> [Request]: Copy out every line that contains "Organic".

Items from a dataset:
☆ ☆ ☆ ☆

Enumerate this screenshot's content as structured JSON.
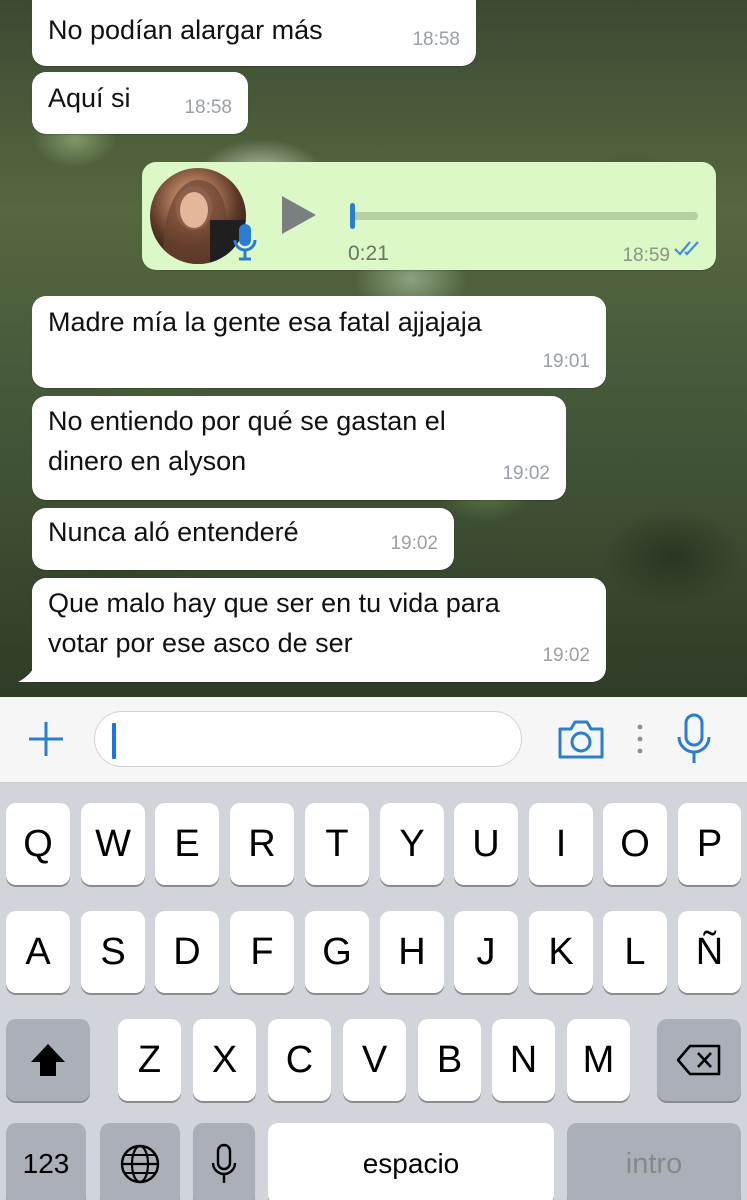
{
  "chat": {
    "messages": [
      {
        "text": "No podían alargar más",
        "time": "18:58"
      },
      {
        "text": "Aquí si",
        "time": "18:58"
      },
      {
        "type": "voice",
        "duration": "0:21",
        "time": "18:59",
        "progress": 0.0
      },
      {
        "text": "Madre mía la gente esa fatal ajjajaja",
        "time": "19:01"
      },
      {
        "text": "No entiendo por qué se gastan el\ndinero en alyson",
        "time": "19:02"
      },
      {
        "text": "Nunca aló entenderé",
        "time": "19:02"
      },
      {
        "text": "Que malo hay que ser en tu vida para\nvotar por ese asco de ser",
        "time": "19:02"
      }
    ]
  },
  "input_bar": {
    "message_value": "",
    "icons": [
      "plus-icon",
      "camera-icon",
      "more-dots-icon",
      "microphone-icon"
    ]
  },
  "keyboard": {
    "row1": [
      "Q",
      "W",
      "E",
      "R",
      "T",
      "Y",
      "U",
      "I",
      "O",
      "P"
    ],
    "row2": [
      "A",
      "S",
      "D",
      "F",
      "G",
      "H",
      "J",
      "K",
      "L",
      "Ñ"
    ],
    "row3": [
      "Z",
      "X",
      "C",
      "V",
      "B",
      "N",
      "M"
    ],
    "numbers_label": "123",
    "space_label": "espacio",
    "return_label": "intro",
    "icons": [
      "shift-icon",
      "backspace-icon",
      "globe-icon",
      "dictation-mic-icon"
    ]
  },
  "colors": {
    "incoming_bubble": "#ffffff",
    "outgoing_bubble": "#dcf8c6",
    "accent": "#2b7cd3"
  }
}
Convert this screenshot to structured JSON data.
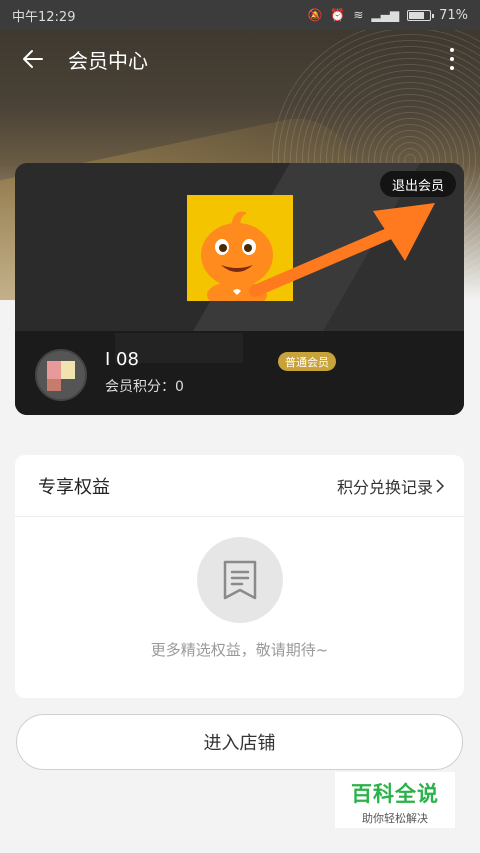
{
  "status_bar": {
    "time": "中午12:29",
    "battery": "71%"
  },
  "nav": {
    "title": "会员中心"
  },
  "member_card": {
    "quit_label": "退出会员",
    "username": "I                 08",
    "level": "普通会员",
    "points_label": "会员积分：0"
  },
  "benefits": {
    "title": "专享权益",
    "link": "积分兑换记录",
    "empty_text": "更多精选权益，敬请期待~"
  },
  "store_button": "进入店铺",
  "watermark": {
    "title": "百科全说",
    "subtitle": "助你轻松解决"
  },
  "colors": {
    "badge": "#c8a23a",
    "arrow": "#ff7a1f",
    "watermark": "#2db24a"
  }
}
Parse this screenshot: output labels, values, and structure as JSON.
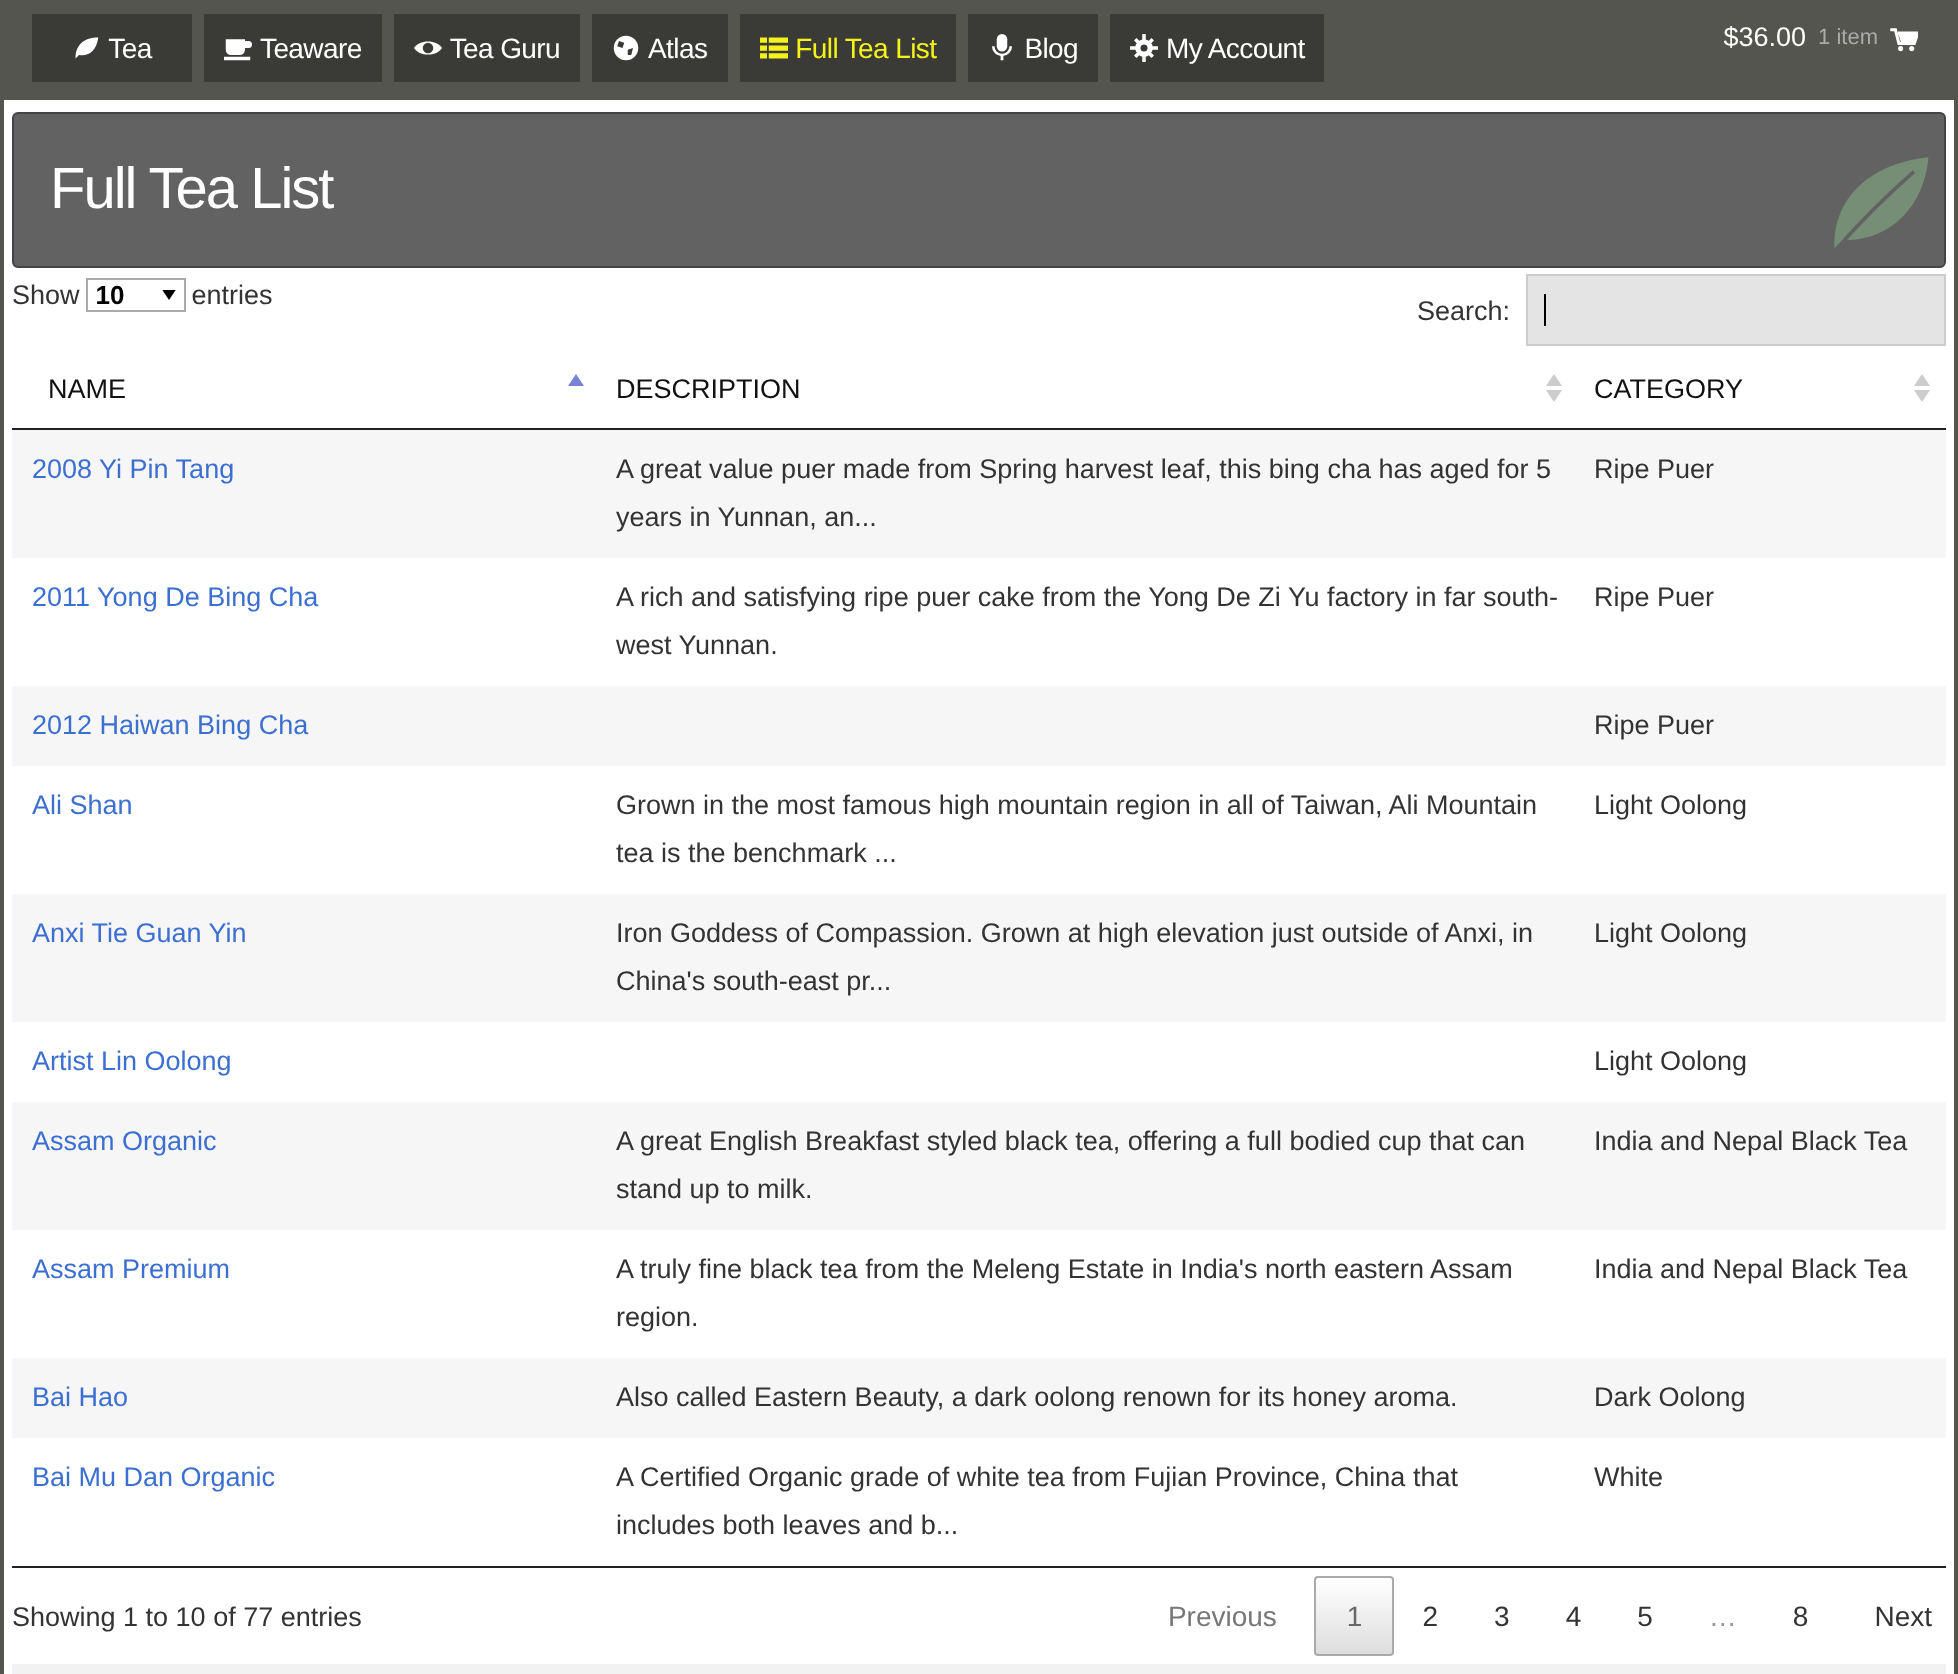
{
  "nav": [
    {
      "label": "Tea",
      "selected": false
    },
    {
      "label": "Teaware",
      "selected": false
    },
    {
      "label": "Tea Guru",
      "selected": false
    },
    {
      "label": "Atlas",
      "selected": false
    },
    {
      "label": "Full Tea List",
      "selected": true
    },
    {
      "label": "Blog",
      "selected": false
    },
    {
      "label": "My Account",
      "selected": false
    }
  ],
  "cart": {
    "total": "$36.00",
    "count": "1 item"
  },
  "page_title": "Full Tea List",
  "length": {
    "before": "Show",
    "value": "10",
    "after": "entries"
  },
  "search": {
    "label": "Search:"
  },
  "table": {
    "columns": [
      {
        "label": "NAME",
        "sorted": true
      },
      {
        "label": "DESCRIPTION",
        "sorted": false
      },
      {
        "label": "CATEGORY",
        "sorted": false
      }
    ],
    "rows": [
      [
        "2008 Yi Pin Tang",
        "A great value puer made from Spring harvest leaf, this bing cha has aged for 5 years in Yunnan, an...",
        "Ripe Puer"
      ],
      [
        "2011 Yong De Bing Cha",
        "A rich and satisfying ripe puer cake from the Yong De Zi Yu factory in far south-west Yunnan.",
        "Ripe Puer"
      ],
      [
        "2012 Haiwan Bing Cha",
        "",
        "Ripe Puer"
      ],
      [
        "Ali Shan",
        "Grown in the most famous high mountain region in all of Taiwan, Ali Mountain tea is the benchmark ...",
        "Light Oolong"
      ],
      [
        "Anxi Tie Guan Yin",
        "Iron Goddess of Compassion. Grown at high elevation just outside of Anxi, in China's south-east pr...",
        "Light Oolong"
      ],
      [
        "Artist Lin Oolong",
        "",
        "Light Oolong"
      ],
      [
        "Assam Organic",
        "A great English Breakfast styled black tea, offering a full bodied cup that can stand up to milk.",
        "India and Nepal Black Tea"
      ],
      [
        "Assam Premium",
        "A truly fine black tea from the Meleng Estate in India's north eastern Assam region.",
        "India and Nepal Black Tea"
      ],
      [
        "Bai Hao",
        "Also called Eastern Beauty, a dark oolong renown for its honey aroma.",
        "Dark Oolong"
      ],
      [
        "Bai Mu Dan Organic",
        "A Certified Organic grade of white tea from Fujian Province, China that includes both leaves and b...",
        "White"
      ]
    ]
  },
  "info": "Showing 1 to 10 of 77 entries",
  "pagination": [
    {
      "kind": "prev",
      "label": "Previous",
      "disabled": true
    },
    {
      "kind": "page",
      "label": "1",
      "selected": true
    },
    {
      "kind": "page",
      "label": "2",
      "selected": false
    },
    {
      "kind": "page",
      "label": "3",
      "selected": false
    },
    {
      "kind": "page",
      "label": "4",
      "selected": false
    },
    {
      "kind": "page",
      "label": "5",
      "selected": false
    },
    {
      "kind": "ellipsis",
      "label": "…"
    },
    {
      "kind": "page",
      "label": "8",
      "selected": false
    },
    {
      "kind": "next",
      "label": "Next",
      "disabled": false
    }
  ]
}
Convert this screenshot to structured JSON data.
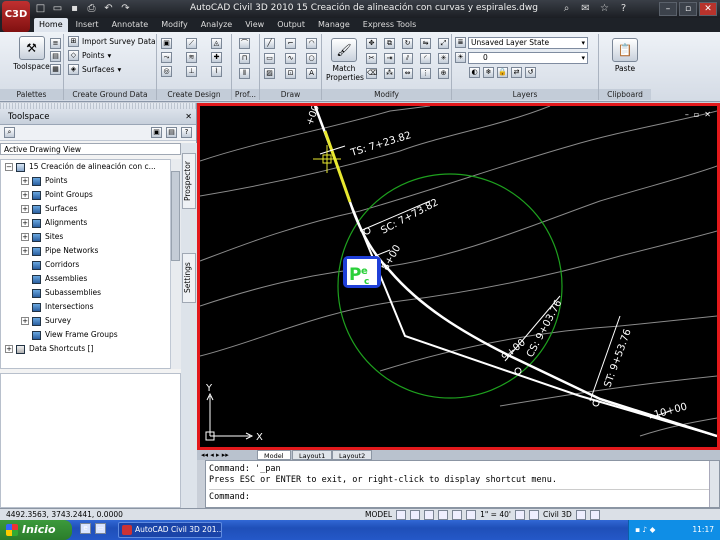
{
  "window": {
    "title": "AutoCAD Civil 3D 2010    15 Creación de alineación con curvas y espirales.dwg",
    "app_button": "C3D"
  },
  "tabs": [
    "Home",
    "Insert",
    "Annotate",
    "Modify",
    "Analyze",
    "View",
    "Output",
    "Manage",
    "Express Tools"
  ],
  "ribbon": {
    "palettes": {
      "toolspace_label": "Toolspace",
      "title": "Palettes"
    },
    "create_ground": {
      "title": "Create Ground Data",
      "items": [
        "Import Survey Data",
        "Points",
        "Surfaces"
      ]
    },
    "create_design": {
      "title": "Create Design"
    },
    "profile": {
      "title": "Prof..."
    },
    "draw": {
      "title": "Draw"
    },
    "modify": {
      "title": "Modify",
      "match_label": "Match Properties"
    },
    "layers": {
      "title": "Layers",
      "layer_state": "Unsaved Layer State",
      "current_layer": "0"
    },
    "clipboard": {
      "title": "Clipboard",
      "paste_label": "Paste"
    }
  },
  "toolspace": {
    "title": "Toolspace",
    "view": "Active Drawing View",
    "drawing": "15 Creación de alineación con c...",
    "items": [
      "Points",
      "Point Groups",
      "Surfaces",
      "Alignments",
      "Sites",
      "Pipe Networks",
      "Corridors",
      "Assemblies",
      "Subassemblies",
      "Intersections",
      "Survey",
      "View Frame Groups"
    ],
    "data_shortcuts": "Data Shortcuts []",
    "side_tabs": [
      "Prospector",
      "Settings"
    ]
  },
  "drawing": {
    "labels": [
      "TS: 7+23.82",
      "SC: 7+73.82",
      "8+00",
      "CS: 9+03.76",
      "ST: 9+53.76",
      "9+00",
      "10+00",
      "+00"
    ],
    "ucs_x": "X",
    "ucs_y": "Y"
  },
  "layout_tabs": [
    "Model",
    "Layout1",
    "Layout2"
  ],
  "command": {
    "line1": "Command: '_pan",
    "line2": "Press ESC or ENTER to exit, or right-click to display shortcut menu.",
    "line3": "Command:"
  },
  "status": {
    "coords": "4492.3563, 3743.2441, 0.0000",
    "model": "MODEL",
    "scale": "1\" = 40'",
    "workspace": "Civil 3D"
  },
  "taskbar": {
    "start": "Inicio",
    "task": "AutoCAD Civil 3D 201...",
    "lang": "ES",
    "time": "11:17"
  },
  "colors": {
    "viewport_border": "#e3191c",
    "alignment": "#ffffff",
    "highlight": "#e8e830",
    "circle": "#1ea01e",
    "contour": "#8a8a8a",
    "logo_bg": "#1f3fd8",
    "logo_text": "#2ad03a"
  }
}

☆ ☆ ☆ ☆

> [Response]:
        "Assam Organic",
        "Bai Mu Dan Organic",
        "A Certified Organic grade of white tea from Fujian Province, China that includes both leaves and b...",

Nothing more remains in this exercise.